Stated exercise
Copy out all the lines exactly. Omit pictures.

Extracted material
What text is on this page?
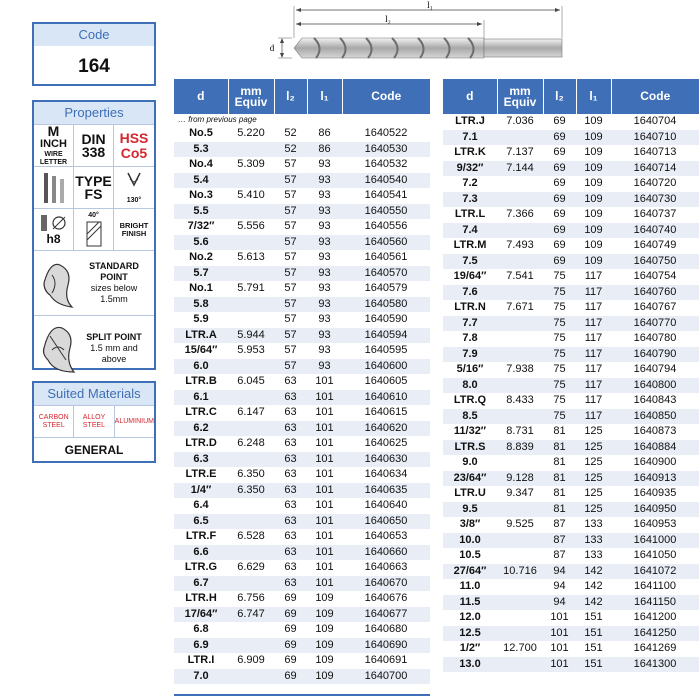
Code
164
Properties
M
INCH
WIRE
LETTER
DIN
338
HSS
Co5
TYPE
FS	130°
h8
40°
BRIGHT
FINISH
STANDARD
POINT
sizes below
1.5mm
SPLIT POINT
1.5 mm and
above
Suited Materials
CARBON
STEEL
ALLOY
STEEL
ALUMINIUM
GENERAL
l₁
l₂
d
d	mm
Equiv	l₂	l₁	Code
… from previous page				
No.5	5.220	52	86	1640522
5.3		52	86	1640530
No.4	5.309	57	93	1640532
5.4		57	93	1640540
No.3	5.410	57	93	1640541
5.5		57	93	1640550
7/32″	5.556	57	93	1640556
5.6		57	93	1640560
No.2	5.613	57	93	1640561
5.7		57	93	1640570
No.1	5.791	57	93	1640579
5.8		57	93	1640580
5.9		57	93	1640590
LTR.A	5.944	57	93	1640594
15/64″	5.953	57	93	1640595
6.0		57	93	1640600
LTR.B	6.045	63	101	1640605
6.1		63	101	1640610
LTR.C	6.147	63	101	1640615
6.2		63	101	1640620
LTR.D	6.248	63	101	1640625
6.3		63	101	1640630
LTR.E	6.350	63	101	1640634
1/4″	6.350	63	101	1640635
6.4		63	101	1640640
6.5		63	101	1640650
LTR.F	6.528	63	101	1640653
6.6		63	101	1640660
LTR.G	6.629	63	101	1640663
6.7		63	101	1640670
LTR.H	6.756	69	109	1640676
17/64″	6.747	69	109	1640677
6.8		69	109	1640680
6.9		69	109	1640690
LTR.I	6.909	69	109	1640691
7.0		69	109	1640700
d	mm
Equiv	l₂	l₁	Code
LTR.J	7.036	69	109	1640704
7.1		69	109	1640710
LTR.K	7.137	69	109	1640713
9/32″	7.144	69	109	1640714
7.2		69	109	1640720
7.3		69	109	1640730
LTR.L	7.366	69	109	1640737
7.4		69	109	1640740
LTR.M	7.493	69	109	1640749
7.5		69	109	1640750
19/64″	7.541	75	117	1640754
7.6		75	117	1640760
LTR.N	7.671	75	117	1640767
7.7		75	117	1640770
7.8		75	117	1640780
7.9		75	117	1640790
5/16″	7.938	75	117	1640794
8.0		75	117	1640800
LTR.Q	8.433	75	117	1640843
8.5		75	117	1640850
11/32″	8.731	81	125	1640873
LTR.S	8.839	81	125	1640884
9.0		81	125	1640900
23/64″	9.128	81	125	1640913
LTR.U	9.347	81	125	1640935
9.5		81	125	1640950
3/8″	9.525	87	133	1640953
10.0		87	133	1641000
10.5		87	133	1641050
27/64″	10.716	94	142	1641072
11.0		94	142	1641100
11.5		94	142	1641150
12.0		101	151	1641200
12.5		101	151	1641250
1/2″	12.700	101	151	1641269
13.0		101	151	1641300
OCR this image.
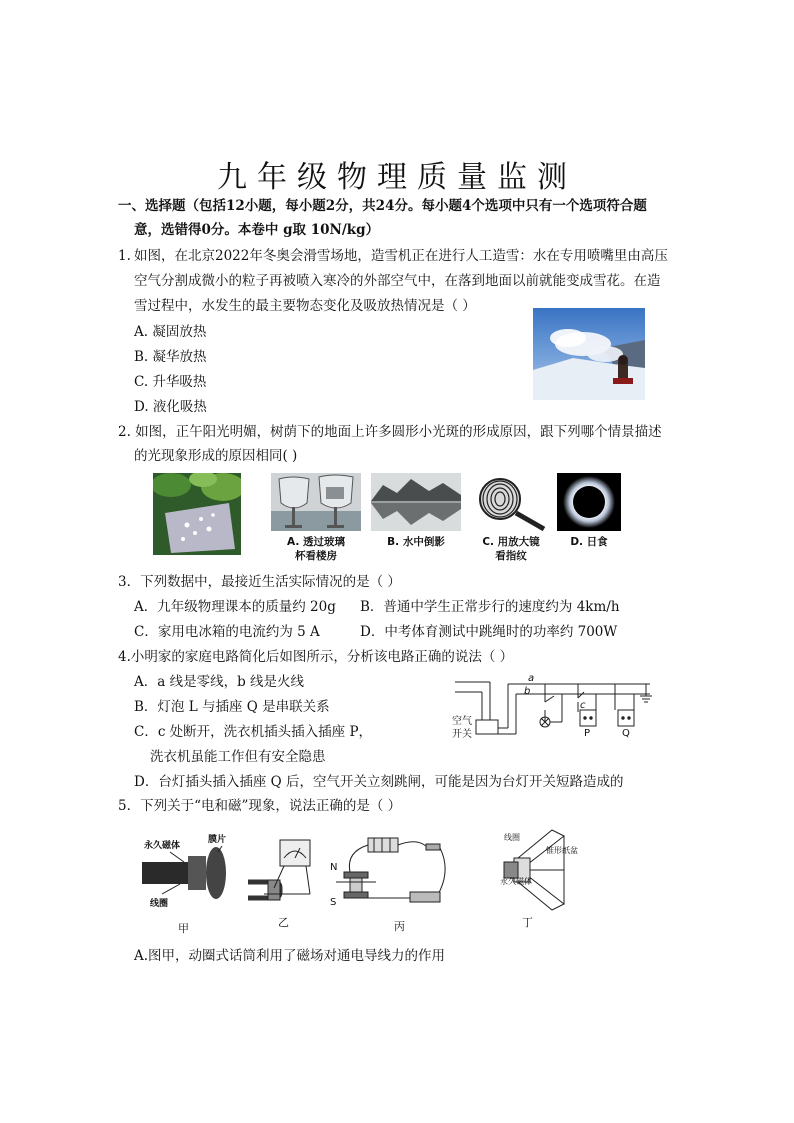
九年级物理质量监测
一、选择题（包括12小题，每小题2分，共24分。每小题4个选项中只有一个选项符合题
意，选错得0分。本卷中 g取 10N/kg）
1. 如图，在北京2022年冬奥会滑雪场地，造雪机正在进行人工造雪：水在专用喷嘴里由高压
空气分割成微小的粒子再被喷入寒冷的外部空气中，在落到地面以前就能变成雪花。在造
雪过程中，水发生的最主要物态变化及吸放热情况是（ ）
A. 凝固放热
B. 凝华放热
C. 升华吸热
D. 液化吸热
2. 如图，正午阳光明媚，树荫下的地面上许多圆形小光斑的形成原因，跟下列哪个情景描述
的光现象形成的原因相同( )
A. 透过玻璃
杯看楼房
B. 水中倒影	C. 用放大镜
看指纹
D. 日食
3．下列数据中，最接近生活实际情况的是（ ）
A．九年级物理课本的质量约 20g B．普通中学生正常步行的速度约为 4km/h
C．家用电冰箱的电流约为 5 A	D．中考体育测试中跳绳时的功率约 700W
4.小明家的家庭电路简化后如图所示，分析该电路正确的说法（ ）
A．a 线是零线，b 线是火线
B．灯泡 L 与插座 Q 是串联关系
C．c 处断开，洗衣机插头插入插座 P，
洗衣机虽能工作但有安全隐患
D．台灯插头插入插座 Q 后，空气开关立刻跳闸，可能是因为台灯开关短路造成的
空气
开关
a
b
c
P	Q
5．下列关于“电和磁”现象，说法正确的是（ ）
永久磁体
膜片
线圈
甲	乙
N
S
丙
线圈
锥形纸盆
永久磁体
丁
A.图甲，动圈式话筒利用了磁场对通电导线力的作用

Result for this exercise
What text is on this page?
Code
164
Properties
M
INCH
WIRE
LETTER
DIN
338
HSS
Co5
TYPE
FS	130°
h8
40°
BRIGHT
FINISH
STANDARD
POINT
sizes below
1.5mm
SPLIT POINT
1.5 mm and
above
Suited Materials
CARBON
STEEL
ALLOY
STEEL
ALUMINIUM
GENERAL
l₁
l₂
d
d	mm
Equiv	l₂	l₁	Code
… from previous page				
No.5	5.220	52	86	1640522
5.3		52	86	1640530
No.4	5.309	57	93	1640532
5.4		57	93	1640540
No.3	5.410	57	93	1640541
5.5		57	93	1640550
7/32″	5.556	57	93	1640556
5.6		57	93	1640560
No.2	5.613	57	93	1640561
5.7		57	93	1640570
No.1	5.791	57	93	1640579
5.8		57	93	1640580
5.9		57	93	1640590
LTR.A	5.944	57	93	1640594
15/64″	5.953	57	93	1640595
6.0		57	93	1640600
LTR.B	6.045	63	101	1640605
6.1		63	101	1640610
LTR.C	6.147	63	101	1640615
6.2		63	101	1640620
LTR.D	6.248	63	101	1640625
6.3		63	101	1640630
LTR.E	6.350	63	101	1640634
1/4″	6.350	63	101	1640635
6.4		63	101	1640640
6.5		63	101	1640650
LTR.F	6.528	63	101	1640653
6.6		63	101	1640660
LTR.G	6.629	63	101	1640663
6.7		63	101	1640670
LTR.H	6.756	69	109	1640676
17/64″	6.747	69	109	1640677
6.8		69	109	1640680
6.9		69	109	1640690
LTR.I	6.909	69	109	1640691
7.0		69	109	1640700
d	mm
Equiv	l₂	l₁	Code
LTR.J	7.036	69	109	1640704
7.1		69	109	1640710
LTR.K	7.137	69	109	1640713
9/32″	7.144	69	109	1640714
7.2		69	109	1640720
7.3		69	109	1640730
LTR.L	7.366	69	109	1640737
7.4		69	109	1640740
LTR.M	7.493	69	109	1640749
7.5		69	109	1640750
19/64″	7.541	75	117	1640754
7.6		75	117	1640760
LTR.N	7.671	75	117	1640767
7.7		75	117	1640770
7.8		75	117	1640780
7.9		75	117	1640790
5/16″	7.938	75	117	1640794
8.0		75	117	1640800
LTR.Q	8.433	75	117	1640843
8.5		75	117	1640850
11/32″	8.731	81	125	1640873
LTR.S	8.839	81	125	1640884
9.0		81	125	1640900
23/64″	9.128	81	125	1640913
LTR.U	9.347	81	125	1640935
9.5		81	125	1640950
3/8″	9.525	87	133	1640953
10.0		87	133	1641000
10.5		87	133	1641050
27/64″	10.716	94	142	1641072
11.0		94	142	1641100
11.5		94	142	1641150
12.0		101	151	1641200
12.5		101	151	1641250
1/2″	12.700	101	151	1641269
13.0		101	151	1641300
OCR this image.
九年级物理质量监测
一、选择题（包括12小题，每小题2分，共24分。每小题4个选项中只有一个选项符合题
意，选错得0分。本卷中 g取 10N/kg）
1. 如图，在北京2022年冬奥会滑雪场地，造雪机正在进行人工造雪：水在专用喷嘴里由高压
空气分割成微小的粒子再被喷入寒冷的外部空气中，在落到地面以前就能变成雪花。在造
雪过程中，水发生的最主要物态变化及吸放热情况是（ ）
A. 凝固放热
B. 凝华放热
C. 升华吸热
D. 液化吸热
2. 如图，正午阳光明媚，树荫下的地面上许多圆形小光斑的形成原因，跟下列哪个情景描述
的光现象形成的原因相同( )
A. 透过玻璃
杯看楼房
B. 水中倒影	C. 用放大镜
看指纹
D. 日食
3．下列数据中，最接近生活实际情况的是（ ）
A．九年级物理课本的质量约 20g B．普通中学生正常步行的速度约为 4km/h
C．家用电冰箱的电流约为 5 A	D．中考体育测试中跳绳时的功率约 700W
4.小明家的家庭电路简化后如图所示，分析该电路正确的说法（ ）
A．a 线是零线，b 线是火线
B．灯泡 L 与插座 Q 是串联关系
C．c 处断开，洗衣机插头插入插座 P，
洗衣机虽能工作但有安全隐患
D．台灯插头插入插座 Q 后，空气开关立刻跳闸，可能是因为台灯开关短路造成的
空气
开关
a
b
c
P	Q
5．下列关于“电和磁”现象，说法正确的是（ ）
永久磁体
膜片
线圈
甲	乙
N
S
丙
线圈
锥形纸盆
永久磁体
丁
A.图甲，动圈式话筒利用了磁场对通电导线力的作用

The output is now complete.